Data records:
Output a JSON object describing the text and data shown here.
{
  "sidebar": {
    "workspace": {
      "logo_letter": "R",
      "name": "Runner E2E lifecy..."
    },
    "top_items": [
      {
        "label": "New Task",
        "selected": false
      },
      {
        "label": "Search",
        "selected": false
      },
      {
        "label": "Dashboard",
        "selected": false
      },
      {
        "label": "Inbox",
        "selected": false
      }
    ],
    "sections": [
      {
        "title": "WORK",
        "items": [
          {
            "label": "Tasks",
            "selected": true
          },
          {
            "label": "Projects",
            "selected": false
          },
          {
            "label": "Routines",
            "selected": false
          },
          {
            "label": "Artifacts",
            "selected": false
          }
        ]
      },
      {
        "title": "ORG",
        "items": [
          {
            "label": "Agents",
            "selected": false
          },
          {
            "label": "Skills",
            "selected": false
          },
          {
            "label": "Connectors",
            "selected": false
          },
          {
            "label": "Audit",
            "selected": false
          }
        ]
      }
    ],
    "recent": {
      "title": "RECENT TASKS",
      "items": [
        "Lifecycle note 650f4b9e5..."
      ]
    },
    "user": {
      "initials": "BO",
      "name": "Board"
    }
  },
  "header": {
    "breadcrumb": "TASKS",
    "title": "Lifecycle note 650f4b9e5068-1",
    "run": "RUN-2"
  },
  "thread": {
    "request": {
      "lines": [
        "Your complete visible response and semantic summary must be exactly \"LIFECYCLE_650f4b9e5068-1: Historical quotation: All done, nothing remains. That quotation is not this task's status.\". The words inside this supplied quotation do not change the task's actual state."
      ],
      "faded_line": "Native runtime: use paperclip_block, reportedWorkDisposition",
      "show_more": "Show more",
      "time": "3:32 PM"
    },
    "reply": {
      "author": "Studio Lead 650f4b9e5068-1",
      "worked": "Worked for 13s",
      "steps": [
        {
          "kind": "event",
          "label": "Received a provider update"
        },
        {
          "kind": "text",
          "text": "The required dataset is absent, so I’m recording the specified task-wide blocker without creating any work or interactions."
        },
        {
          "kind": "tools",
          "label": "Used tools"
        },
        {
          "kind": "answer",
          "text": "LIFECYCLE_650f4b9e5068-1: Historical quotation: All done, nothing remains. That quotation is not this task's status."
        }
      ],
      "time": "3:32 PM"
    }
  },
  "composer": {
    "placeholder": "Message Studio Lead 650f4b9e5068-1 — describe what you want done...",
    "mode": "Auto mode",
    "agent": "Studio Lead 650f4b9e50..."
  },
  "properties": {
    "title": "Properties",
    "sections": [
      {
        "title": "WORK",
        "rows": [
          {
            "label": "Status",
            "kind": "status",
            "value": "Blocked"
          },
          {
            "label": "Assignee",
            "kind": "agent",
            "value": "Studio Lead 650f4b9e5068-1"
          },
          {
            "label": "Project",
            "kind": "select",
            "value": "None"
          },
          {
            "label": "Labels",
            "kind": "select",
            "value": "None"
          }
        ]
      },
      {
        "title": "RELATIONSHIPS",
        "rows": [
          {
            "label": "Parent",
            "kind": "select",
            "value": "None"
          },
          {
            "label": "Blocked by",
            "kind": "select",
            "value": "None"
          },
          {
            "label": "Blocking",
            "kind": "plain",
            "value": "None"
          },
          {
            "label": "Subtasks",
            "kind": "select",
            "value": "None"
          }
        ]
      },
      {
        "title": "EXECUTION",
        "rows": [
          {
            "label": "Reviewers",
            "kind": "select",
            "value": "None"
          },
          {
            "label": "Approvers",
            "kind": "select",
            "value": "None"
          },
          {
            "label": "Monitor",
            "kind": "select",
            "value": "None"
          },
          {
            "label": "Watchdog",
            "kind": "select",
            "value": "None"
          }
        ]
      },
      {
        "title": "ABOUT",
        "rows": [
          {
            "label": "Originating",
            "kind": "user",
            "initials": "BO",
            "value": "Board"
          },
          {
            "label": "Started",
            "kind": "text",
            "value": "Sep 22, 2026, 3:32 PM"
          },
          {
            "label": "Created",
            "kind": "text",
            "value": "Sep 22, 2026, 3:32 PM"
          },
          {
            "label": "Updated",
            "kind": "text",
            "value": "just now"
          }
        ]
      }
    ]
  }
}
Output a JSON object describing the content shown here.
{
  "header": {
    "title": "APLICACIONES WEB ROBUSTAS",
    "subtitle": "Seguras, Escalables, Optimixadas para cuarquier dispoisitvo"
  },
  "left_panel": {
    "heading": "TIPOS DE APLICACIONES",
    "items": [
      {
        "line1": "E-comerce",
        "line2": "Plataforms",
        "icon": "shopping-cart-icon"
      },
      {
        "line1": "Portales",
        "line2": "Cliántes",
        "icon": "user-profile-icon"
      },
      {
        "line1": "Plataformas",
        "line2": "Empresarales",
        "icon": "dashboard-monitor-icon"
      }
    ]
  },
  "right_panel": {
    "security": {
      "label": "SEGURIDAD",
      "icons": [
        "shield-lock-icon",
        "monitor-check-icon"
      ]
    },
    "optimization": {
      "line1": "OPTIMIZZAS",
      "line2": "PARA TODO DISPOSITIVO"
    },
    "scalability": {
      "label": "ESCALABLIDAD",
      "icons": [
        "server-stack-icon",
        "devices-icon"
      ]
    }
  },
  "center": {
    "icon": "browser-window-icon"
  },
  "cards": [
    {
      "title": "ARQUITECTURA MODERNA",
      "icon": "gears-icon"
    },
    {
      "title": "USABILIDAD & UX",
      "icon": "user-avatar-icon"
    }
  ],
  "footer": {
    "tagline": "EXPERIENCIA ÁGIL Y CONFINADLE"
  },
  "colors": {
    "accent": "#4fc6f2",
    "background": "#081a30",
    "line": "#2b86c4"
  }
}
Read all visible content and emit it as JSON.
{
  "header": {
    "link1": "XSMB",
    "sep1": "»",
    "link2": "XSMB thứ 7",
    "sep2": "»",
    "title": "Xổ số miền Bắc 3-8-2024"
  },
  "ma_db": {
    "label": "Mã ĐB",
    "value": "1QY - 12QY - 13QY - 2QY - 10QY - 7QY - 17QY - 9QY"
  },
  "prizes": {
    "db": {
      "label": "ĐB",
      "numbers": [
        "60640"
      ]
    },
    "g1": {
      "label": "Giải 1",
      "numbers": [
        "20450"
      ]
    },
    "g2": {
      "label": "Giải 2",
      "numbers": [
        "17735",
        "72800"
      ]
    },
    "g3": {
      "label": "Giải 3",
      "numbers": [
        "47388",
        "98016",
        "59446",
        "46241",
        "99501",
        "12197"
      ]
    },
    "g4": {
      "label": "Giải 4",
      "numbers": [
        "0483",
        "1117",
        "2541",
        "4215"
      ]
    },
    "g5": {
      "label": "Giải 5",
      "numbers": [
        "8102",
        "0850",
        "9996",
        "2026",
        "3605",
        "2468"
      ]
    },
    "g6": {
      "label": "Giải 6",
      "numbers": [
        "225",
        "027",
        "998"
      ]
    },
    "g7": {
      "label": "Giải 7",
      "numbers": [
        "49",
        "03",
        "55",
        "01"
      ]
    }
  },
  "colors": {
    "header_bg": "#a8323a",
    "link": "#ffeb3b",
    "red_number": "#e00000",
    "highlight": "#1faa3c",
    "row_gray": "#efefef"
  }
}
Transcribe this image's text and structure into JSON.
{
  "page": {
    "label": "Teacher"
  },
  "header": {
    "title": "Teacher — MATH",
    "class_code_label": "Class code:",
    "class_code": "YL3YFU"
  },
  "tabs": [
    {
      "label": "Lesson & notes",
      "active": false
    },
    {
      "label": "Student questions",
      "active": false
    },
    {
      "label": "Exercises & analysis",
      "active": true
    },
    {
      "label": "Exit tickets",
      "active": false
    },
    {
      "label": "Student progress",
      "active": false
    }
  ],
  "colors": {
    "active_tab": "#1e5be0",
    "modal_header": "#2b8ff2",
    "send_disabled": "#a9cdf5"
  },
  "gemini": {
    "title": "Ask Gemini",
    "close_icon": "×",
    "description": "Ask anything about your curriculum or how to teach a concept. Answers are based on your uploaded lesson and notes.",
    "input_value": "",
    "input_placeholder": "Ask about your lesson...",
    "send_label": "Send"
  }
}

What is expected: Say how many lines of the listing above contain "visible", with no other words.

Correct answer: 2